DATA RECORDS:
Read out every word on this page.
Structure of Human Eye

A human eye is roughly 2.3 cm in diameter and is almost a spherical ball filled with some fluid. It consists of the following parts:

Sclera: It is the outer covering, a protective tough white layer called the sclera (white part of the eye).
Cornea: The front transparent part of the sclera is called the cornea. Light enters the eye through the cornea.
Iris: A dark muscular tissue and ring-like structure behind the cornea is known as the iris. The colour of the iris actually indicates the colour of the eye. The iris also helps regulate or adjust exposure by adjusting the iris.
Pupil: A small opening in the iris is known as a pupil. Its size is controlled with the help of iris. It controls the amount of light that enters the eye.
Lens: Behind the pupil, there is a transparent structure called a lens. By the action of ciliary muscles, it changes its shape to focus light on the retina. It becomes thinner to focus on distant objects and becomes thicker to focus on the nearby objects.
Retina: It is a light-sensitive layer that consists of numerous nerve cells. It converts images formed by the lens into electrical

WORK ORDER: Each entry above must be repeated word for word.

TASK RESPONSE:
Read out every word on this page.
Structure of Human Eye

A human eye is roughly 2.3 cm in diameter and is almost a spherical ball filled with some fluid. It consists of the following parts:

Sclera: It is the outer covering, a protective tough white layer called the sclera (white part of the eye).
Cornea: The front transparent part of the sclera is called the cornea. Light enters the eye through the cornea.
Iris: A dark muscular tissue and ring-like structure behind the cornea is known as the iris. The colour of the iris actually indicates the colour of the eye. The iris also helps regulate or adjust exposure by adjusting the iris.
Pupil: A small opening in the iris is known as a pupil. Its size is controlled with the help of iris. It controls the amount of light that enters the eye.
Lens: Behind the pupil, there is a transparent structure called a lens. By the action of ciliary muscles, it changes its shape to focus light on the retina. It becomes thinner to focus on distant objects and becomes thicker to focus on the nearby objects.
Retina: It is a light-sensitive layer that consists of numerous nerve cells. It converts images formed by the lens into electrical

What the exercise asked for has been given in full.